A verbatim copy of the records is required, with all pictures left out.
═══ PROVIDED RECORDS ═══
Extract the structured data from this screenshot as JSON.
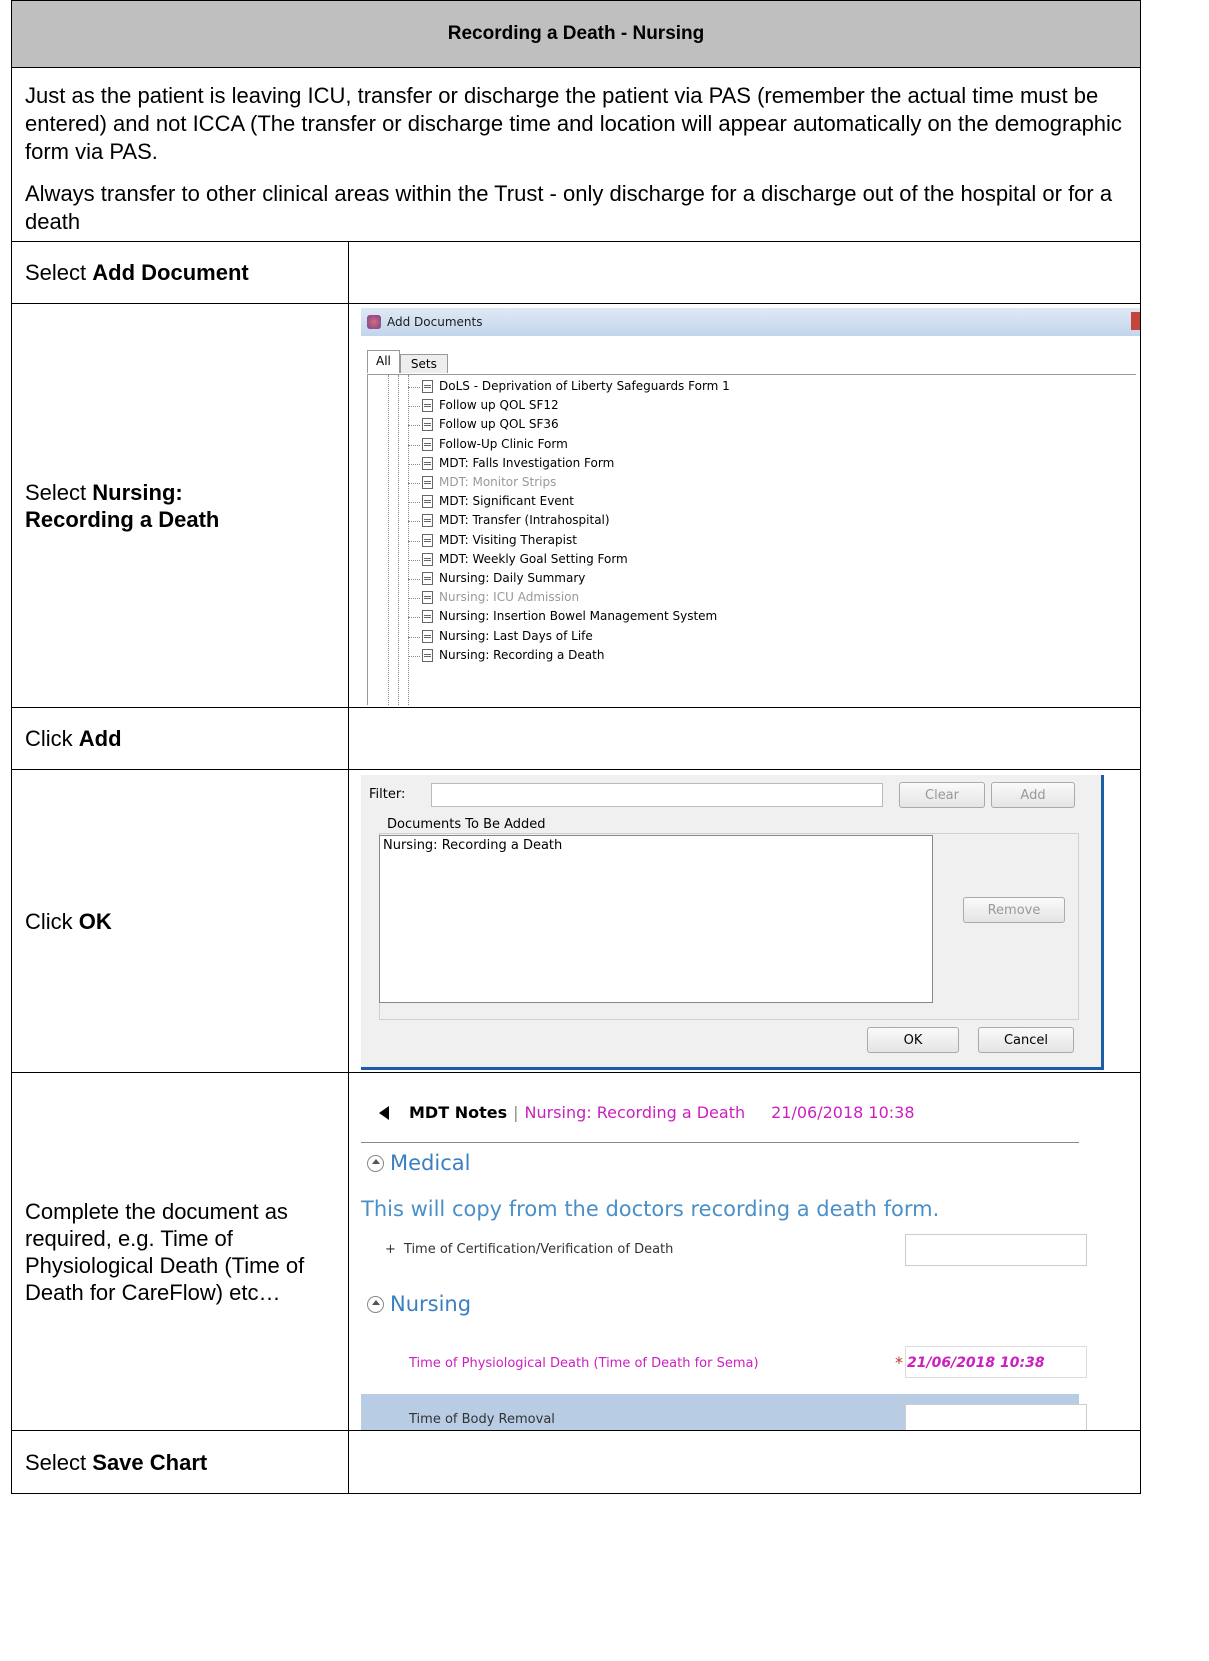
{
  "header": {
    "title": "Recording a Death - Nursing"
  },
  "intro": {
    "para1": "Just as the patient is leaving ICU, transfer or discharge the patient via PAS (remember the actual time must be entered) and not ICCA (The transfer or discharge time and location will appear automatically on the demographic form via PAS.",
    "para2": "Always transfer to other clinical areas within the Trust - only discharge for a discharge out of the hospital or for a death"
  },
  "steps": {
    "s1": {
      "prefix": "Select ",
      "bold": "Add Document"
    },
    "s2": {
      "prefix": "Select ",
      "bold": "Nursing: Recording a Death"
    },
    "s3": {
      "prefix": "Click ",
      "bold": "Add"
    },
    "s4": {
      "prefix": "Click ",
      "bold": "OK"
    },
    "s5": {
      "text": "Complete the document as required, e.g. Time of Physiological Death (Time of Death for CareFlow) etc…"
    },
    "s6": {
      "prefix": "Select ",
      "bold": "Save Chart"
    }
  },
  "add_documents": {
    "window_title": "Add Documents",
    "tab_all": "All",
    "tab_sets": "Sets",
    "items": [
      {
        "label": "DoLS - Deprivation of Liberty Safeguards Form 1",
        "grey": false
      },
      {
        "label": "Follow up QOL SF12",
        "grey": false
      },
      {
        "label": "Follow up QOL SF36",
        "grey": false
      },
      {
        "label": "Follow-Up Clinic Form",
        "grey": false
      },
      {
        "label": "MDT: Falls Investigation Form",
        "grey": false
      },
      {
        "label": "MDT: Monitor Strips",
        "grey": true
      },
      {
        "label": "MDT: Significant Event",
        "grey": false
      },
      {
        "label": "MDT: Transfer (Intrahospital)",
        "grey": false
      },
      {
        "label": "MDT: Visiting Therapist",
        "grey": false
      },
      {
        "label": "MDT: Weekly Goal Setting Form",
        "grey": false
      },
      {
        "label": "Nursing: Daily Summary",
        "grey": false
      },
      {
        "label": "Nursing: ICU Admission",
        "grey": true
      },
      {
        "label": "Nursing: Insertion Bowel Management System",
        "grey": false
      },
      {
        "label": "Nursing: Last Days of Life",
        "grey": false
      },
      {
        "label": "Nursing: Recording a Death",
        "grey": false
      }
    ]
  },
  "filter_dialog": {
    "filter_label": "Filter:",
    "filter_value": "",
    "clear_label": "Clear",
    "add_label": "Add",
    "group_label": "Documents To Be Added",
    "added_item": "Nursing: Recording a Death",
    "remove_label": "Remove",
    "ok_label": "OK",
    "cancel_label": "Cancel"
  },
  "mdt_form": {
    "title": "MDT Notes",
    "separator": "|",
    "doc_name": "Nursing: Recording a Death",
    "datetime": "21/06/2018 10:38",
    "medical_heading": "Medical",
    "copy_note": "This will copy from the doctors recording a death form.",
    "certification_label": "Time of Certification/Verification of Death",
    "certification_value": "",
    "nursing_heading": "Nursing",
    "physio_label": "Time of Physiological Death (Time of Death for Sema)",
    "physio_required": "*",
    "physio_value": "21/06/2018 10:38",
    "body_removal_label": "Time of Body Removal",
    "body_removal_value": ""
  },
  "colors": {
    "header_bg": "#bfbfbf",
    "pink": "#cc1fbf",
    "section_blue": "#3a7fc1",
    "highlight_row": "#b8cce4"
  }
}
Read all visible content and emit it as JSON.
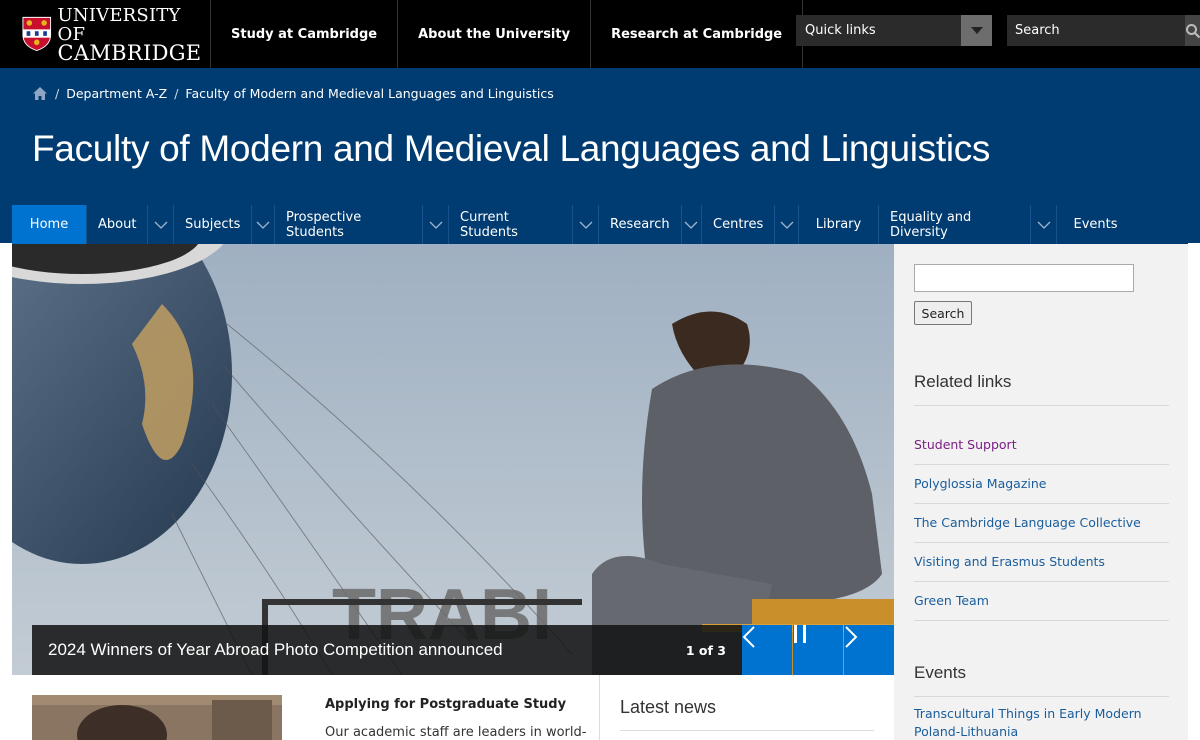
{
  "header": {
    "logo_line1": "UNIVERSITY OF",
    "logo_line2": "CAMBRIDGE",
    "nav": [
      "Study at Cambridge",
      "About the University",
      "Research at Cambridge"
    ],
    "quick_links": "Quick links",
    "search_placeholder": "Search"
  },
  "breadcrumb": [
    "Department A-Z",
    "Faculty of Modern and Medieval Languages and Linguistics"
  ],
  "page_title": "Faculty of Modern and Medieval Languages and Linguistics",
  "main_nav": [
    {
      "label": "Home",
      "active": true,
      "dropdown": false
    },
    {
      "label": "About",
      "active": false,
      "dropdown": true
    },
    {
      "label": "Subjects",
      "active": false,
      "dropdown": true
    },
    {
      "label": "Prospective Students",
      "active": false,
      "dropdown": true
    },
    {
      "label": "Current Students",
      "active": false,
      "dropdown": true
    },
    {
      "label": "Research",
      "active": false,
      "dropdown": true
    },
    {
      "label": "Centres",
      "active": false,
      "dropdown": true
    },
    {
      "label": "Library",
      "active": false,
      "dropdown": false
    },
    {
      "label": "Equality and Diversity",
      "active": false,
      "dropdown": true
    },
    {
      "label": "Events",
      "active": false,
      "dropdown": false
    }
  ],
  "carousel": {
    "caption": "2024 Winners of Year Abroad Photo Competition announced",
    "counter": "1 of 3",
    "sign_text": "TRABI"
  },
  "sidebar": {
    "search_button": "Search",
    "related_heading": "Related links",
    "related_links": [
      "Student Support",
      "Polyglossia Magazine",
      "The Cambridge Language Collective",
      "Visiting and Erasmus Students",
      "Green Team"
    ],
    "events_heading": "Events",
    "event_line1": "Transcultural Things in Early Modern",
    "event_line2": "Poland-Lithuania"
  },
  "content": {
    "postgrad_title": "Applying for Postgraduate Study",
    "postgrad_text": "Our academic staff are leaders in world-",
    "latest_news": "Latest news"
  },
  "colors": {
    "band": "#003c71",
    "active_nav": "#0072cf",
    "link": "#1a5d9b",
    "visited_link": "#7a1f86"
  }
}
═══
=== RESULT OF THE TASK ===
Extract the structured data from this screenshot as JSON.
{
  "header": {
    "title": "Recording a Death - Nursing"
  },
  "intro": {
    "para1": "Just as the patient is leaving ICU, transfer or discharge the patient via PAS (remember the actual time must be entered) and not ICCA (The transfer or discharge time and location will appear automatically on the demographic form via PAS.",
    "para2": "Always transfer to other clinical areas within the Trust - only discharge for a discharge out of the hospital or for a death"
  },
  "steps": {
    "s1": {
      "prefix": "Select ",
      "bold": "Add Document"
    },
    "s2": {
      "prefix": "Select ",
      "bold": "Nursing: Recording a Death"
    },
    "s3": {
      "prefix": "Click ",
      "bold": "Add"
    },
    "s4": {
      "prefix": "Click ",
      "bold": "OK"
    },
    "s5": {
      "text": "Complete the document as required, e.g. Time of Physiological Death (Time of Death for CareFlow) etc…"
    },
    "s6": {
      "prefix": "Select ",
      "bold": "Save Chart"
    }
  },
  "add_documents": {
    "window_title": "Add Documents",
    "tab_all": "All",
    "tab_sets": "Sets",
    "items": [
      {
        "label": "DoLS - Deprivation of Liberty Safeguards Form 1",
        "grey": false
      },
      {
        "label": "Follow up QOL SF12",
        "grey": false
      },
      {
        "label": "Follow up QOL SF36",
        "grey": false
      },
      {
        "label": "Follow-Up Clinic Form",
        "grey": false
      },
      {
        "label": "MDT: Falls Investigation Form",
        "grey": false
      },
      {
        "label": "MDT: Monitor Strips",
        "grey": true
      },
      {
        "label": "MDT: Significant Event",
        "grey": false
      },
      {
        "label": "MDT: Transfer (Intrahospital)",
        "grey": false
      },
      {
        "label": "MDT: Visiting Therapist",
        "grey": false
      },
      {
        "label": "MDT: Weekly Goal Setting Form",
        "grey": false
      },
      {
        "label": "Nursing: Daily Summary",
        "grey": false
      },
      {
        "label": "Nursing: ICU Admission",
        "grey": true
      },
      {
        "label": "Nursing: Insertion Bowel Management System",
        "grey": false
      },
      {
        "label": "Nursing: Last Days of Life",
        "grey": false
      },
      {
        "label": "Nursing: Recording a Death",
        "grey": false
      }
    ]
  },
  "filter_dialog": {
    "filter_label": "Filter:",
    "filter_value": "",
    "clear_label": "Clear",
    "add_label": "Add",
    "group_label": "Documents To Be Added",
    "added_item": "Nursing: Recording a Death",
    "remove_label": "Remove",
    "ok_label": "OK",
    "cancel_label": "Cancel"
  },
  "mdt_form": {
    "title": "MDT Notes",
    "separator": "|",
    "doc_name": "Nursing: Recording a Death",
    "datetime": "21/06/2018 10:38",
    "medical_heading": "Medical",
    "copy_note": "This will copy from the doctors recording a death form.",
    "certification_label": "Time of Certification/Verification of Death",
    "certification_value": "",
    "nursing_heading": "Nursing",
    "physio_label": "Time of Physiological Death (Time of Death for Sema)",
    "physio_required": "*",
    "physio_value": "21/06/2018 10:38",
    "body_removal_label": "Time of Body Removal",
    "body_removal_value": ""
  },
  "colors": {
    "header_bg": "#bfbfbf",
    "pink": "#cc1fbf",
    "section_blue": "#3a7fc1",
    "highlight_row": "#b8cce4"
  }
}
Read all visible content and emit it as JSON.
{
  "header": {
    "logo_line1": "UNIVERSITY OF",
    "logo_line2": "CAMBRIDGE",
    "nav": [
      "Study at Cambridge",
      "About the University",
      "Research at Cambridge"
    ],
    "quick_links": "Quick links",
    "search_placeholder": "Search"
  },
  "breadcrumb": [
    "Department A-Z",
    "Faculty of Modern and Medieval Languages and Linguistics"
  ],
  "page_title": "Faculty of Modern and Medieval Languages and Linguistics",
  "main_nav": [
    {
      "label": "Home",
      "active": true,
      "dropdown": false
    },
    {
      "label": "About",
      "active": false,
      "dropdown": true
    },
    {
      "label": "Subjects",
      "active": false,
      "dropdown": true
    },
    {
      "label": "Prospective Students",
      "active": false,
      "dropdown": true
    },
    {
      "label": "Current Students",
      "active": false,
      "dropdown": true
    },
    {
      "label": "Research",
      "active": false,
      "dropdown": true
    },
    {
      "label": "Centres",
      "active": false,
      "dropdown": true
    },
    {
      "label": "Library",
      "active": false,
      "dropdown": false
    },
    {
      "label": "Equality and Diversity",
      "active": false,
      "dropdown": true
    },
    {
      "label": "Events",
      "active": false,
      "dropdown": false
    }
  ],
  "carousel": {
    "caption": "2024 Winners of Year Abroad Photo Competition announced",
    "counter": "1 of 3",
    "sign_text": "TRABI"
  },
  "sidebar": {
    "search_button": "Search",
    "related_heading": "Related links",
    "related_links": [
      "Student Support",
      "Polyglossia Magazine",
      "The Cambridge Language Collective",
      "Visiting and Erasmus Students",
      "Green Team"
    ],
    "events_heading": "Events",
    "event_line1": "Transcultural Things in Early Modern",
    "event_line2": "Poland-Lithuania"
  },
  "content": {
    "postgrad_title": "Applying for Postgraduate Study",
    "postgrad_text": "Our academic staff are leaders in world-",
    "latest_news": "Latest news"
  },
  "colors": {
    "band": "#003c71",
    "active_nav": "#0072cf",
    "link": "#1a5d9b",
    "visited_link": "#7a1f86"
  }
}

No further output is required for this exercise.